Work to be completed → Extract and list every line that contains the word "dort".

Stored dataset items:
---

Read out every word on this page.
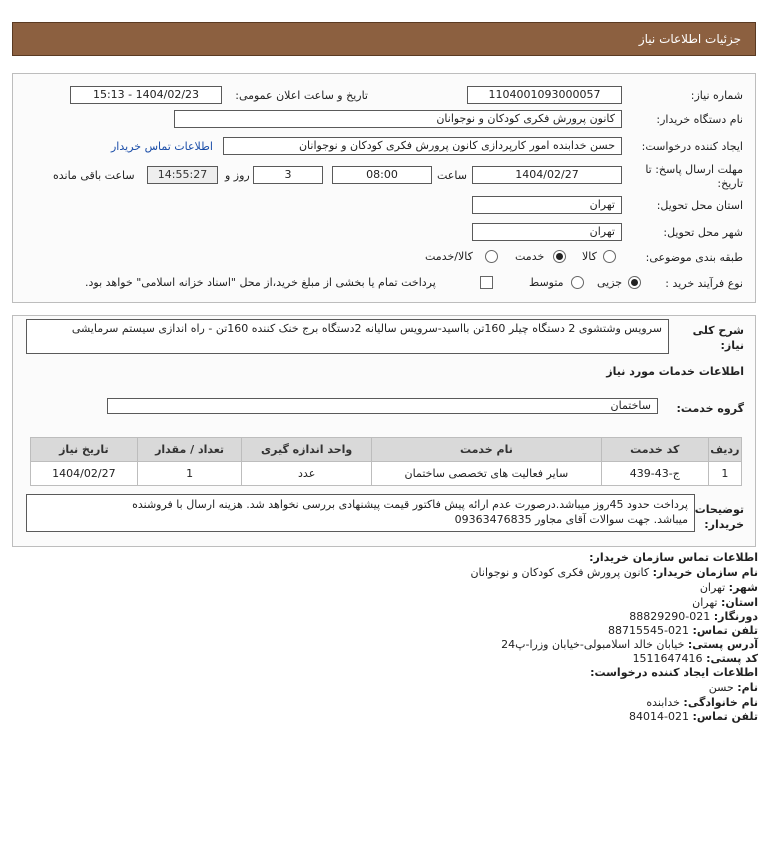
جزئیات اطلاعات نیاز
شماره نیاز:
1104001093000057
تاریخ و ساعت اعلان عمومی:
1404/02/23 - 15:13
نام دستگاه خریدار:
کانون پرورش فکری کودکان و نوجوانان
ایجاد کننده درخواست:
حسن خدابنده امور کارپردازی کانون پرورش فکری کودکان و نوجوانان
اطلاعات تماس خریدار
مهلت ارسال پاسخ: تا تاریخ:
1404/02/27
ساعت
08:00
3
روز و
14:55:27
ساعت باقی مانده
استان محل تحویل:
تهران
شهر محل تحویل:
تهران
طبقه بندی موضوعی:
کالا
خدمت
کالا/خدمت
نوع فرآیند خرید :
جزیی
متوسط
پرداخت تمام یا بخشی از مبلغ خرید،از محل "اسناد خزانه اسلامی" خواهد بود.
شرح کلی نیاز:
سرویس وشتشوی 2 دستگاه چیلر 160تن بااسید-سرویس سالیانه 2دستگاه برج خنک کننده 160تن - راه اندازی سیستم سرمایشی
اطلاعات خدمات مورد نیاز
گروه خدمت:
ساختمان
ردیف	کد خدمت	نام خدمت	واحد اندازه گیری	تعداد / مقدار	تاریخ نیاز
1	ج-43-439	سایر فعالیت های تخصصی ساختمان	عدد	1	1404/02/27
توضیحات خریدار:
پرداخت حدود 45روز میباشد.درصورت عدم ارائه پیش فاکتور قیمت پیشنهادی بررسی نخواهد شد. هزینه ارسال با فروشنده
میباشد. جهت سوالات آقای مجاور 09363476835
اطلاعات تماس سازمان خریدار:
نام سازمان خریدار: کانون پرورش فکری کودکان و نوجوانان
شهر: تهران
استان: تهران
دورنگار: 021-88829290
تلفن تماس: 021-88715545
آدرس پستی: خیابان خالد اسلامبولی-خیابان وزرا-پ24
کد پستی: 1511647416
اطلاعات ایجاد کننده درخواست:
نام: حسن
نام خانوادگی: خدابنده
تلفن تماس: 021-84014
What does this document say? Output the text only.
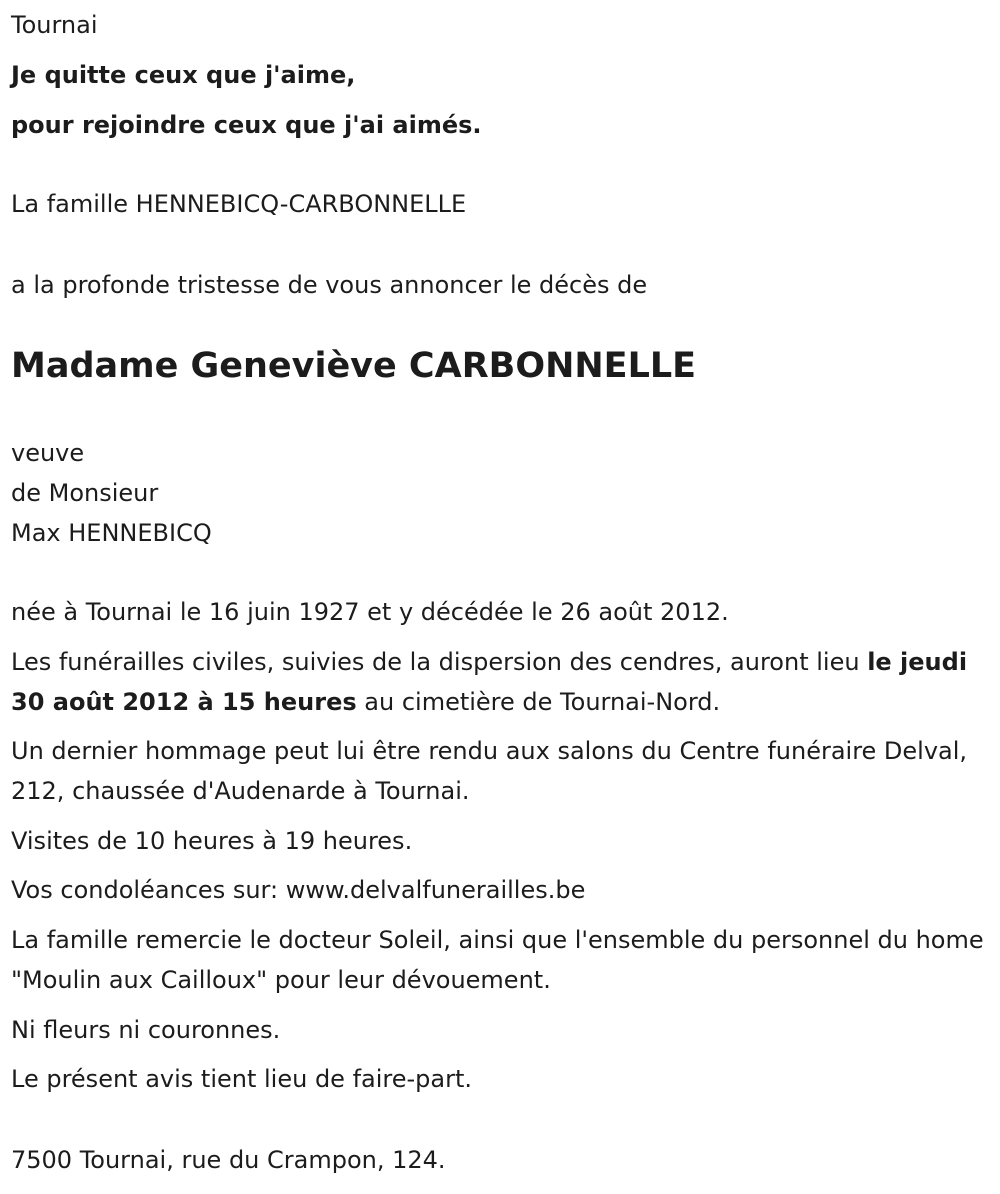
Tournai

Je quitte ceux que j'aime,

pour rejoindre ceux que j'ai aimés.

La famille HENNEBICQ-CARBONNELLE

a la profonde tristesse de vous annoncer le décès de

Madame Geneviève CARBONNELLE

veuve

de Monsieur

Max HENNEBICQ

née à Tournai le 16 juin 1927 et y décédée le 26 août 2012.

Les funérailles civiles, suivies de la dispersion des cendres, auront lieu le jeudi 30 août 2012 à 15 heures au cimetière de Tournai-Nord.

Un dernier hommage peut lui être rendu aux salons du Centre funéraire Delval, 212, chaussée d'Audenarde à Tournai.

Visites de 10 heures à 19 heures.

Vos condoléances sur: www.delvalfunerailles.be

La famille remercie le docteur Soleil, ainsi que l'ensemble du personnel du home "Moulin aux Cailloux" pour leur dévouement.

Ni fleurs ni couronnes.

Le présent avis tient lieu de faire-part.

7500 Tournai, rue du Crampon, 124.
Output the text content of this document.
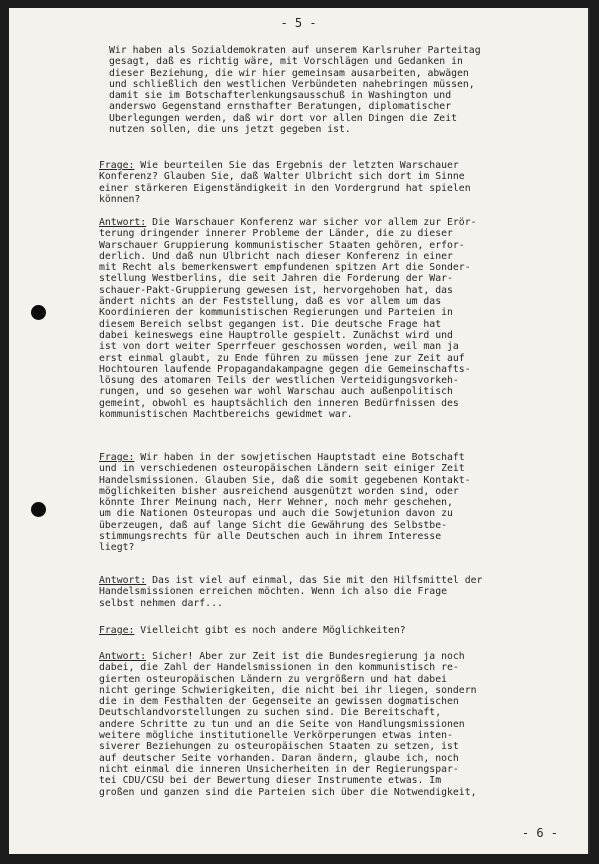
- 5 -
Wir haben als Sozialdemokraten auf unserem Karlsruher Parteitag
gesagt, daß es richtig wäre, mit Vorschlägen und Gedanken in
dieser Beziehung, die wir hier gemeinsam ausarbeiten, abwägen
und schließlich den westlichen Verbündeten nahebringen müssen,
damit sie im Botschafterlenkungsausschuß in Washington und
anderswo Gegenstand ernsthafter Beratungen, diplomatischer
Überlegungen werden, daß wir dort vor allen Dingen die Zeit
nutzen sollen, die uns jetzt gegeben ist.
Frage: Wie beurteilen Sie das Ergebnis der letzten Warschauer
Konferenz? Glauben Sie, daß Walter Ulbricht sich dort im Sinne
einer stärkeren Eigenständigkeit in den Vordergrund hat spielen
können?
Antwort: Die Warschauer Konferenz war sicher vor allem zur Erör-
terung dringender innerer Probleme der Länder, die zu dieser
Warschauer Gruppierung kommunistischer Staaten gehören, erfor-
derlich. Und daß nun Ulbricht nach dieser Konferenz in einer
mit Recht als bemerkenswert empfundenen spitzen Art die Sonder-
stellung Westberlins, die seit Jahren die Forderung der War-
schauer-Pakt-Gruppierung gewesen ist, hervorgehoben hat, das
ändert nichts an der Feststellung, daß es vor allem um das
Koordinieren der kommunistischen Regierungen und Parteien in
diesem Bereich selbst gegangen ist. Die deutsche Frage hat
dabei keineswegs eine Hauptrolle gespielt. Zunächst wird und
ist von dort weiter Sperrfeuer geschossen worden, weil man ja
erst einmal glaubt, zu Ende führen zu müssen jene zur Zeit auf
Hochtouren laufende Propagandakampagne gegen die Gemeinschafts-
lösung des atomaren Teils der westlichen Verteidigungsvorkeh-
rungen, und so gesehen war wohl Warschau auch außenpolitisch
gemeint, obwohl es hauptsächlich den inneren Bedürfnissen des
kommunistischen Machtbereichs gewidmet war.
Frage: Wir haben in der sowjetischen Hauptstadt eine Botschaft
und in verschiedenen osteuropäischen Ländern seit einiger Zeit
Handelsmissionen. Glauben Sie, daß die somit gegebenen Kontakt-
möglichkeiten bisher ausreichend ausgenützt worden sind, oder
könnte Ihrer Meinung nach, Herr Wehner, noch mehr geschehen,
um die Nationen Osteuropas und auch die Sowjetunion davon zu
überzeugen, daß auf lange Sicht die Gewährung des Selbstbe-
stimmungsrechts für alle Deutschen auch in ihrem Interesse
liegt?
Antwort: Das ist viel auf einmal, das Sie mit den Hilfsmittel der
Handelsmissionen erreichen möchten. Wenn ich also die Frage
selbst nehmen darf...
Frage: Vielleicht gibt es noch andere Möglichkeiten?
Antwort: Sicher! Aber zur Zeit ist die Bundesregierung ja noch
dabei, die Zahl der Handelsmissionen in den kommunistisch re-
gierten osteuropäischen Ländern zu vergrößern und hat dabei
nicht geringe Schwierigkeiten, die nicht bei ihr liegen, sondern
die in dem Festhalten der Gegenseite an gewissen dogmatischen
Deutschlandvorstellungen zu suchen sind. Die Bereitschaft,
andere Schritte zu tun und an die Seite von Handlungsmissionen
weitere mögliche institutionelle Verkörperungen etwas inten-
siverer Beziehungen zu osteuropäischen Staaten zu setzen, ist
auf deutscher Seite vorhanden. Daran ändern, glaube ich, noch
nicht einmal die inneren Unsicherheiten in der Regierungspar-
tei CDU/CSU bei der Bewertung dieser Instrumente etwas. Im
großen und ganzen sind die Parteien sich über die Notwendigkeit,
- 6 -
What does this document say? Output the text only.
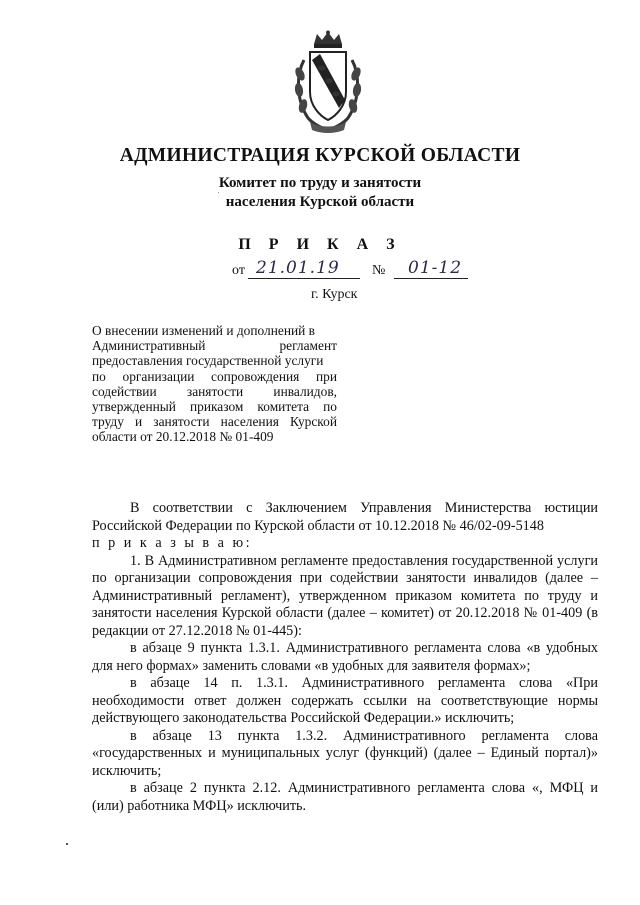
АДМИНИСТРАЦИЯ КУРСКОЙ ОБЛАСТИ
Комитет по труду и занятости
населения Курской области
П Р И К А З
от 21.01.19 № 01-12
г. Курск
О внесении изменений и дополнений в
Административный регламент
предоставления государственной услуги
по организации сопровождения при
содействии занятости инвалидов,
утвержденный приказом комитета по
труду и занятости населения Курской
области от 20.12.2018 № 01-409

В соответствии с Заключением Управления Министерства юстиции Российской Федерации по Курской области от 10.12.2018 № 46/02-09-5148

п р и к а з ы в а ю:

1. В Административном регламенте предоставления государственной услуги по организации сопровождения при содействии занятости инвалидов (далее – Административный регламент), утвержденном приказом комитета по труду и занятости населения Курской области (далее – комитет) от 20.12.2018 № 01-409 (в редакции от 27.12.2018 № 01-445):

в абзаце 9 пункта 1.3.1. Административного регламента слова «в удобных для него формах» заменить словами «в удобных для заявителя формах»;

в абзаце 14 п. 1.3.1. Административного регламента слова «При необходимости ответ должен содержать ссылки на соответствующие нормы действующего законодательства Российской Федерации.» исключить;

в абзаце 13 пункта 1.3.2. Административного регламента слова «государственных и муниципальных услуг (функций) (далее – Единый портал)» исключить;

в абзаце 2 пункта 2.12. Административного регламента слова «, МФЦ и (или) работника МФЦ» исключить.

---

Task answer →
Überlegungen werden, daß wir dort vor allen Dingen die Zeit
Konferenz? Glauben Sie, daß Walter Ulbricht sich dort im Sinne
ist von dort weiter Sperrfeuer geschossen worden, weil man ja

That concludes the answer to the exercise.